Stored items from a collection
┌──

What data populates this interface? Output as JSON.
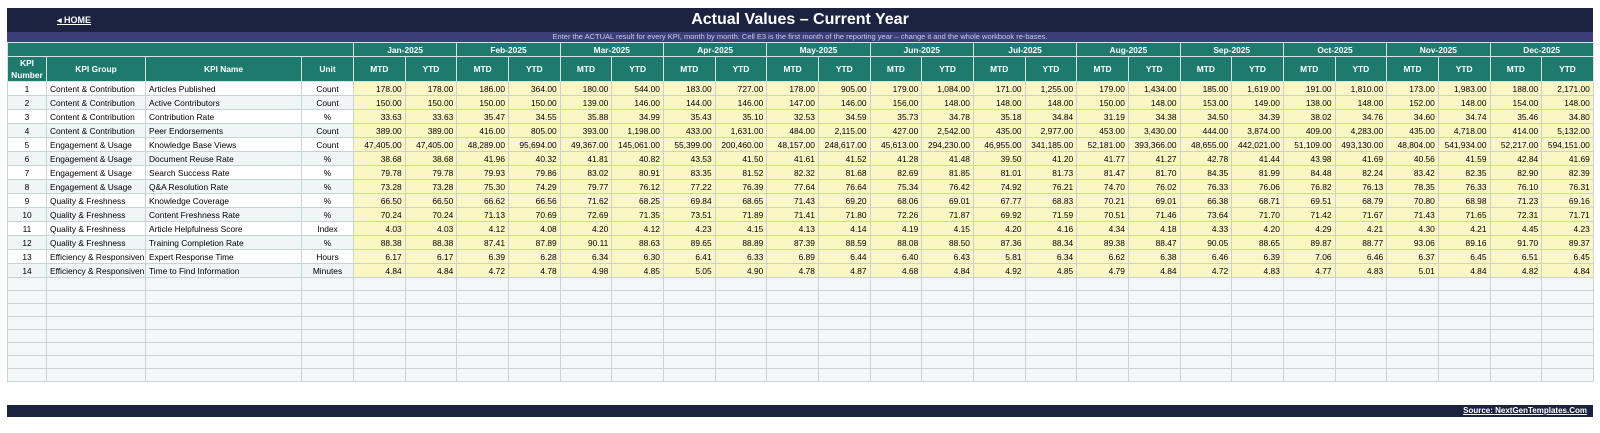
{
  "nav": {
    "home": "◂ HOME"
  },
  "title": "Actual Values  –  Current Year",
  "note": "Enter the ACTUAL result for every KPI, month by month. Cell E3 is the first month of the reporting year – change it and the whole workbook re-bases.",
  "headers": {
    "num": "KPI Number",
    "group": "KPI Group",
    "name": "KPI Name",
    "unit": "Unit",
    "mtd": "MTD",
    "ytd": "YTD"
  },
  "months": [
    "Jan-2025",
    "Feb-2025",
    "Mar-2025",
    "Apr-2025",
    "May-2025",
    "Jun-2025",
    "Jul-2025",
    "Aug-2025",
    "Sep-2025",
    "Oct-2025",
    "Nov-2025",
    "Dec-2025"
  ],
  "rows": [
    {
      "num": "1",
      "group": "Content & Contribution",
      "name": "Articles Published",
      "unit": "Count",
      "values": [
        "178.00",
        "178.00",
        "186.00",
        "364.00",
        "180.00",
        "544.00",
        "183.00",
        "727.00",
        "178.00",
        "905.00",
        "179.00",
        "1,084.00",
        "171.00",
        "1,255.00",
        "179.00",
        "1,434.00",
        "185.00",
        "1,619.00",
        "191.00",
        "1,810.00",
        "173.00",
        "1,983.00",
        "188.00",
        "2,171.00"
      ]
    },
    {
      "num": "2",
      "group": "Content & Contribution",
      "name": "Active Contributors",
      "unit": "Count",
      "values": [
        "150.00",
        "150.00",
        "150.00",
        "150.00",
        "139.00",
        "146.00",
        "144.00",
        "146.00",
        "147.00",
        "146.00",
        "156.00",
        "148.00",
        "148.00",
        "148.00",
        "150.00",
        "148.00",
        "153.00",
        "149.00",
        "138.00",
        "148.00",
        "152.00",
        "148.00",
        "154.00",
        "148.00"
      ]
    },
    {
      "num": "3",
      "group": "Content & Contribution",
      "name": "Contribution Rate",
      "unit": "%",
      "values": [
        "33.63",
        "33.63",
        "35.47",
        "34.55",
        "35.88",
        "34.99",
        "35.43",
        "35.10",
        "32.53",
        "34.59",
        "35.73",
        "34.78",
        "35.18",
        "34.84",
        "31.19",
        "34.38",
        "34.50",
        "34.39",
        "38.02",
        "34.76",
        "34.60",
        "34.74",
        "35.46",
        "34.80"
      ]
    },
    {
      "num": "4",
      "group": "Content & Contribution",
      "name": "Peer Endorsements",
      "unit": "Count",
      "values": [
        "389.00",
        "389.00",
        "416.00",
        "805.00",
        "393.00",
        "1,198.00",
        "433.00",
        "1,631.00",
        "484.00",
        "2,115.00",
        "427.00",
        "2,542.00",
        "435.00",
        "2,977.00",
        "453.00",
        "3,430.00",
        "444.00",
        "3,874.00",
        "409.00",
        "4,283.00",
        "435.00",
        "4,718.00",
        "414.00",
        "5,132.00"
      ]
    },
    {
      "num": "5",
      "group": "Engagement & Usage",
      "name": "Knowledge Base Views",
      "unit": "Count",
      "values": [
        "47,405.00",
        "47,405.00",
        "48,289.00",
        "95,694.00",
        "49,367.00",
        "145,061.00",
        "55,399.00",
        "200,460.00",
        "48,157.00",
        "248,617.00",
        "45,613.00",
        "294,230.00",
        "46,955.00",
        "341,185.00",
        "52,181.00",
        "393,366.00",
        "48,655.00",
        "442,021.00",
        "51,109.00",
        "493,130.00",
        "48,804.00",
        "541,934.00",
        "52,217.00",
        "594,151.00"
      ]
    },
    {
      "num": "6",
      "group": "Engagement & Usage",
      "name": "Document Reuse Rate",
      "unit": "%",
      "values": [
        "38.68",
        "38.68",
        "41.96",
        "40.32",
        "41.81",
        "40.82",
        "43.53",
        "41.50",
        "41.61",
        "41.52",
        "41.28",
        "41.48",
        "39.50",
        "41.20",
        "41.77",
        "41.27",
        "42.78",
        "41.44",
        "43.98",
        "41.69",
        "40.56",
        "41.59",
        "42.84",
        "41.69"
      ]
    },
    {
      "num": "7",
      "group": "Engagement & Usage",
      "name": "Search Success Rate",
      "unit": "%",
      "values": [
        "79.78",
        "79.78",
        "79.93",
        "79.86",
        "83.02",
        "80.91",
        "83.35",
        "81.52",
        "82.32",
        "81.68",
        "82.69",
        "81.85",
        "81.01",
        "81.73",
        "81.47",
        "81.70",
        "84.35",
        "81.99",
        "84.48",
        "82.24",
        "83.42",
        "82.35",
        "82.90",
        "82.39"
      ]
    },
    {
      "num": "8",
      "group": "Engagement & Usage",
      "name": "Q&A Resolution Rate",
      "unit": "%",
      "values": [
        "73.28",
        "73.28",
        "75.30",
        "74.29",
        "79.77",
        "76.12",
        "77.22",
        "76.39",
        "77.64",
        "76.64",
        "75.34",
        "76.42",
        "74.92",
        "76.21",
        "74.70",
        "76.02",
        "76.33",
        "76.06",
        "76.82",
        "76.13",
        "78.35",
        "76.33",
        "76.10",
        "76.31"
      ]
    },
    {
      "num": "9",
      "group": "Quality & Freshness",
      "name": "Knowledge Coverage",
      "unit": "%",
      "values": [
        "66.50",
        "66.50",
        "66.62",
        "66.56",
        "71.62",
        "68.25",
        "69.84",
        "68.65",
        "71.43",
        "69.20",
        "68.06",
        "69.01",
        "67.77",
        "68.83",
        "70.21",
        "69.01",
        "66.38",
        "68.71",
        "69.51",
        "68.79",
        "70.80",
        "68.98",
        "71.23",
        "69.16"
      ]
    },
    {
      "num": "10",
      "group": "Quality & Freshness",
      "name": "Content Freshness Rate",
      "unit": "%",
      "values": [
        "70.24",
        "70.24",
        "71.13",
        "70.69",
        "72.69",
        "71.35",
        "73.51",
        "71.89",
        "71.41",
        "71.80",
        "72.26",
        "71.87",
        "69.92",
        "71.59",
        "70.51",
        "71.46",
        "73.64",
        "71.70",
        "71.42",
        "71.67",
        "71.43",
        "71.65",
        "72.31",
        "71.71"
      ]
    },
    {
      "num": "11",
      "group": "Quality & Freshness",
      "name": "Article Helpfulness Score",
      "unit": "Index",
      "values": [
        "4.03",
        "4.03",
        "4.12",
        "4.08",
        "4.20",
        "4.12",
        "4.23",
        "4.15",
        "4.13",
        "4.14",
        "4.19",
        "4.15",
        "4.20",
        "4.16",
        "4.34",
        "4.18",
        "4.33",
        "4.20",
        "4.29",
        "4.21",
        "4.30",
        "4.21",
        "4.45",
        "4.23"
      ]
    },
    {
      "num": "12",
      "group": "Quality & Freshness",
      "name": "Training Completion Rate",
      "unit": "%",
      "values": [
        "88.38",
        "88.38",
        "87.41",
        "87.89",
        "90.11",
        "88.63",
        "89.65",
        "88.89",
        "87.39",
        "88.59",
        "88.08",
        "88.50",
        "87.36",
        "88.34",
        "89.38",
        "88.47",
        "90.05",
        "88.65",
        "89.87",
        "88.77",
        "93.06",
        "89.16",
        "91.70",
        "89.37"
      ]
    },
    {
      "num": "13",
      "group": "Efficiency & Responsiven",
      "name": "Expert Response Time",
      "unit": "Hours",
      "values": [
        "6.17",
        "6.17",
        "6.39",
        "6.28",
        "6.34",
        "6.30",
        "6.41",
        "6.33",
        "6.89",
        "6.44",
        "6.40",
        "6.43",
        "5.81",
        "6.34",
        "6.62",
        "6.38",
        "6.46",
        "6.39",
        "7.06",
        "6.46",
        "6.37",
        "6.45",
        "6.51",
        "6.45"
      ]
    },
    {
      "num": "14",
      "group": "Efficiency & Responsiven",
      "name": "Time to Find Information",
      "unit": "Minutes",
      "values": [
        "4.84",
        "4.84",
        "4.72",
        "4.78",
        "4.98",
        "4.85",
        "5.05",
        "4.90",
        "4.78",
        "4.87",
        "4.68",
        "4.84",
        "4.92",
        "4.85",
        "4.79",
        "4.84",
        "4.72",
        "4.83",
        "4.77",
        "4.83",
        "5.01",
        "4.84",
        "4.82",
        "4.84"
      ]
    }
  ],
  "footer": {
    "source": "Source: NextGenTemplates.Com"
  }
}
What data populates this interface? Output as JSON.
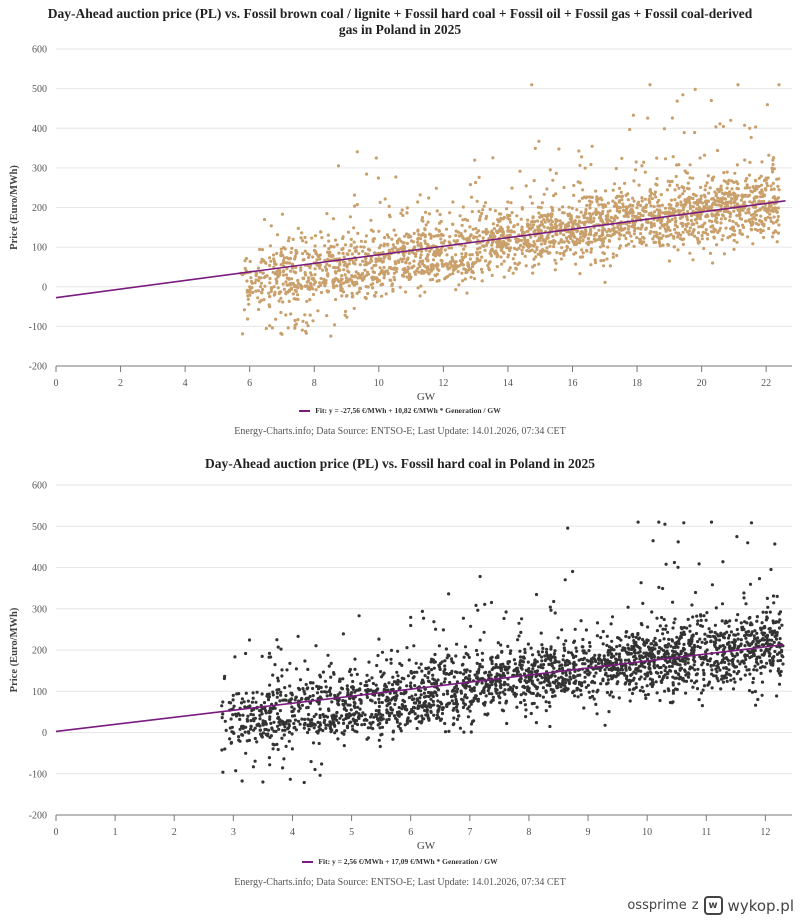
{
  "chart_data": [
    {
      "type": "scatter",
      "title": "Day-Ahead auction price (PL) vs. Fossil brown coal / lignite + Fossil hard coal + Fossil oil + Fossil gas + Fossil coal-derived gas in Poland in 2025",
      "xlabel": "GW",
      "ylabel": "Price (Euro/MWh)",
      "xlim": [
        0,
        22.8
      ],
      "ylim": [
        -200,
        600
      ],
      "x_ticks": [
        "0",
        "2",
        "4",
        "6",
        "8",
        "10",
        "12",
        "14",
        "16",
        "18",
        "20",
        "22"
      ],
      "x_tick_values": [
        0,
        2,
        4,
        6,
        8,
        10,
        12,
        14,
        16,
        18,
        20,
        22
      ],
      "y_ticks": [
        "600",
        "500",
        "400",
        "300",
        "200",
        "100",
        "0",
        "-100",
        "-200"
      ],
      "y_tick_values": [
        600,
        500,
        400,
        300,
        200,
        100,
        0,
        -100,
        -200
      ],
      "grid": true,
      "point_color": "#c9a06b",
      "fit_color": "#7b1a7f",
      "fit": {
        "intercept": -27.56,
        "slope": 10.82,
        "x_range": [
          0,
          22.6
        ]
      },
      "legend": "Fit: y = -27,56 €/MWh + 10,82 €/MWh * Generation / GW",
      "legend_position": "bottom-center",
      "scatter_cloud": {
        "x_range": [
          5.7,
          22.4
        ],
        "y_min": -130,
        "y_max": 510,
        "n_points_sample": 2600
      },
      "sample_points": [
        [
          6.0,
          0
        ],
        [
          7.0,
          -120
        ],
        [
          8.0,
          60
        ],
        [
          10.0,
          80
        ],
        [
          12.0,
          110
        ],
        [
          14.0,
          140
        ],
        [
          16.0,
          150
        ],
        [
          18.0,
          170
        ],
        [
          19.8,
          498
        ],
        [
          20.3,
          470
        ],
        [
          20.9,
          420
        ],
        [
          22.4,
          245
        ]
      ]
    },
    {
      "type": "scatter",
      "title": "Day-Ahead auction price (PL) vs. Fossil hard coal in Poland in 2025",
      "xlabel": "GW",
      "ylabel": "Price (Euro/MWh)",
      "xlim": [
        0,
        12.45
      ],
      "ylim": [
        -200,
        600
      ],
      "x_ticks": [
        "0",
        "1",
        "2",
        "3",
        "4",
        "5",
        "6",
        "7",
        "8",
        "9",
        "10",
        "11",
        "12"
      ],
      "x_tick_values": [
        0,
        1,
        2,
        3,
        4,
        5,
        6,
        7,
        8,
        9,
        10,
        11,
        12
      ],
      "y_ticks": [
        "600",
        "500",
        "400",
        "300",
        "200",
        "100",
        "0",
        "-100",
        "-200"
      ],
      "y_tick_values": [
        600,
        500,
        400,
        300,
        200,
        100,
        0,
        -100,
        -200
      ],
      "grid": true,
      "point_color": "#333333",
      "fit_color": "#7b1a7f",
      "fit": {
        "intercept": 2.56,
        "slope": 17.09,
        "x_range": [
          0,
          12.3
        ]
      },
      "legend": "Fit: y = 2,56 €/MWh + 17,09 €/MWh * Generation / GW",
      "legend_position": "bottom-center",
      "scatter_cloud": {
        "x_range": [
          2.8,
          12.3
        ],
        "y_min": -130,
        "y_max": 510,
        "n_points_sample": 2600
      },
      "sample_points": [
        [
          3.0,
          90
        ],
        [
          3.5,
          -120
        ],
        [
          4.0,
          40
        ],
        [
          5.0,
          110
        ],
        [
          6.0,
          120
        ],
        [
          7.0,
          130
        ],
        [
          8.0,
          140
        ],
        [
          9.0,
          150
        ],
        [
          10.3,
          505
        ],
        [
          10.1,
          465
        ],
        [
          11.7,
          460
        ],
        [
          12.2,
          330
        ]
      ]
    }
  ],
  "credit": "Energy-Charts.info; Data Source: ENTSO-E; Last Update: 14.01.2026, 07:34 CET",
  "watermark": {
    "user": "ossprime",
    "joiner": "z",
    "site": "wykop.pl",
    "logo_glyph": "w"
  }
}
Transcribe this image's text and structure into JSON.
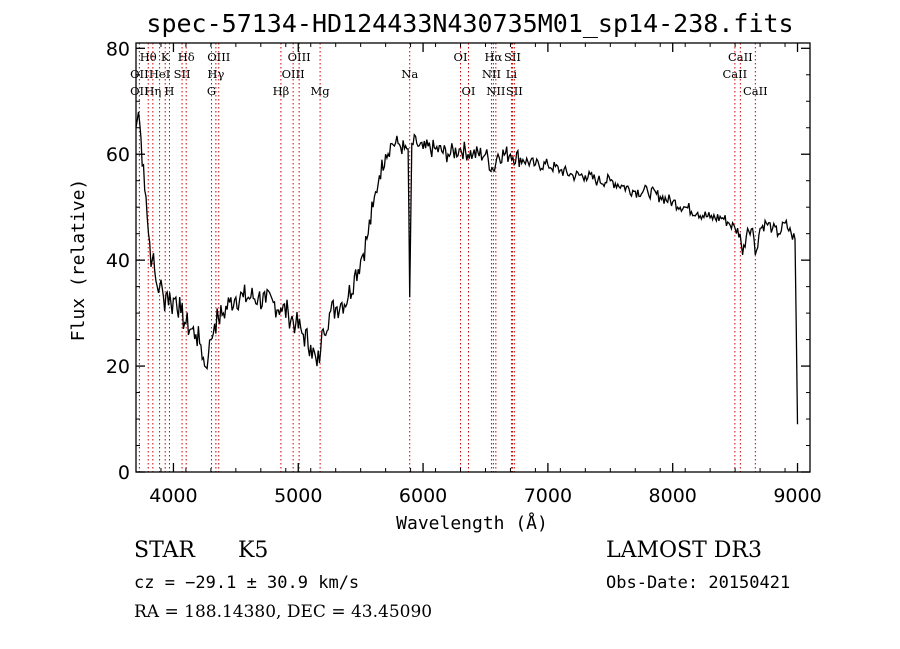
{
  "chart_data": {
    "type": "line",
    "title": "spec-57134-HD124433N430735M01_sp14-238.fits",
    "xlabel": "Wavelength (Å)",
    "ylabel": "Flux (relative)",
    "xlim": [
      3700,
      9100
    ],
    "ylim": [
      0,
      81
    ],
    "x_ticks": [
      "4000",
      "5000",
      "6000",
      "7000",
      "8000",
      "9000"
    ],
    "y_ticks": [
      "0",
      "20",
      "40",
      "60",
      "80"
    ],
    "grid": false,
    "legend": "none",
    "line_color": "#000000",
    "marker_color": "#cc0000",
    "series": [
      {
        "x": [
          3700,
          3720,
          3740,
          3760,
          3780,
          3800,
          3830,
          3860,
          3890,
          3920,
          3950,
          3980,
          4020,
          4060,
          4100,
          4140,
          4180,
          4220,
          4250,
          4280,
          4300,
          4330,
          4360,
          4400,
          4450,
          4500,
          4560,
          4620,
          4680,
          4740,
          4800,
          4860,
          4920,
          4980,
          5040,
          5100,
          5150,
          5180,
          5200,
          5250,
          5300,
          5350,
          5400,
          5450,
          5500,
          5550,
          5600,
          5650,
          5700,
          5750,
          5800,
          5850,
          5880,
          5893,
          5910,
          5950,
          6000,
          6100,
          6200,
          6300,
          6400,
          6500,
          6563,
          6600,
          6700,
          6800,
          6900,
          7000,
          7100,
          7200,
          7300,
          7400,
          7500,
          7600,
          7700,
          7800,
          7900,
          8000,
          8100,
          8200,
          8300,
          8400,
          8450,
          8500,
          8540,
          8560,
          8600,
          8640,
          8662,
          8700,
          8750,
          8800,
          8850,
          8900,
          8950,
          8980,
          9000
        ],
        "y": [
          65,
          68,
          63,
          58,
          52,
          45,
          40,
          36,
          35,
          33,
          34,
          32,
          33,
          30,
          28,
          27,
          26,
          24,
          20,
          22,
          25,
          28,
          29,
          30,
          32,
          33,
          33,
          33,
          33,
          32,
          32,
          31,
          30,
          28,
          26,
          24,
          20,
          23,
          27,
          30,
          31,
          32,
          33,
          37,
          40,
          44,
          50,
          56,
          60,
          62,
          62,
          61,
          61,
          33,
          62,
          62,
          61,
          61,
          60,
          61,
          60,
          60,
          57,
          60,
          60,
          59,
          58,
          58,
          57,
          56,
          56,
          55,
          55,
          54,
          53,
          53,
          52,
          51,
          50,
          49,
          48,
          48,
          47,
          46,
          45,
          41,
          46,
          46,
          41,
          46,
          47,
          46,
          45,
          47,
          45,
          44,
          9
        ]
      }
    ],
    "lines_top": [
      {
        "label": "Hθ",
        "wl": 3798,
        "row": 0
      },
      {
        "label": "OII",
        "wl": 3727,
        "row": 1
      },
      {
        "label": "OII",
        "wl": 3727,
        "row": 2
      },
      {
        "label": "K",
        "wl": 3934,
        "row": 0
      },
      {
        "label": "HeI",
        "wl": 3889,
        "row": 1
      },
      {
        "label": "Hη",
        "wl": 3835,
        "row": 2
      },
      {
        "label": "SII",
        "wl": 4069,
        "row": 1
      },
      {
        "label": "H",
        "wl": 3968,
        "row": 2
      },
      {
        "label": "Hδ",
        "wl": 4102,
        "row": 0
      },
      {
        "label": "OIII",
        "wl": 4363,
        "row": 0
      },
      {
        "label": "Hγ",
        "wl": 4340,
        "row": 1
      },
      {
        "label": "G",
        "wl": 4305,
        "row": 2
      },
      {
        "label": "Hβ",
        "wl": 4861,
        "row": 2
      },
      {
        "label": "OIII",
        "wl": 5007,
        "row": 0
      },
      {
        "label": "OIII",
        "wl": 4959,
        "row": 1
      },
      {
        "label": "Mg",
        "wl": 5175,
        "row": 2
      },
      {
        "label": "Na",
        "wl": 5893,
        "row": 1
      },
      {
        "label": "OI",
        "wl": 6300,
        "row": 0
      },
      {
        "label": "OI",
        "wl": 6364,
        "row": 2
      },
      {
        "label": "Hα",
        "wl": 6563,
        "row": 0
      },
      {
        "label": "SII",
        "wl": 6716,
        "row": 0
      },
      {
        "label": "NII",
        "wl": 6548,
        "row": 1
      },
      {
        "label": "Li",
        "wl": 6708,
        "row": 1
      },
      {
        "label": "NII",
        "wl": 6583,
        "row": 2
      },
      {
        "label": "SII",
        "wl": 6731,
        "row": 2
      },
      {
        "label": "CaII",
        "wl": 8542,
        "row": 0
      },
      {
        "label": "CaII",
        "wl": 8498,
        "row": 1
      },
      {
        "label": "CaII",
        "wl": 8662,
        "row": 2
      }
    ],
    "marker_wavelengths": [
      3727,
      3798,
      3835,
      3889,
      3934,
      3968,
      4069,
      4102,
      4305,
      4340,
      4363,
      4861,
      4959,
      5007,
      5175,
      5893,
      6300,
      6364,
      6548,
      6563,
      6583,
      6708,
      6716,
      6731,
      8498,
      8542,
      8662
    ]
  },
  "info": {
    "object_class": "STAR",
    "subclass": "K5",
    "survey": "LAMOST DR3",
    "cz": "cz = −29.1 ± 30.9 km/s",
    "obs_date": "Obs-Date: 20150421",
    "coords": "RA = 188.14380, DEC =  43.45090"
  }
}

└──

Written exercise
Extract every line above that contains the word "Fossil".

Response to the task
      "title": "Day-Ahead auction price (PL) vs. Fossil brown coal / lignite + Fossil hard coal + Fossil oil + Fossil gas + Fossil coal-derived gas in Poland in 2025",
      "title": "Day-Ahead auction price (PL) vs. Fossil hard coal in Poland in 2025",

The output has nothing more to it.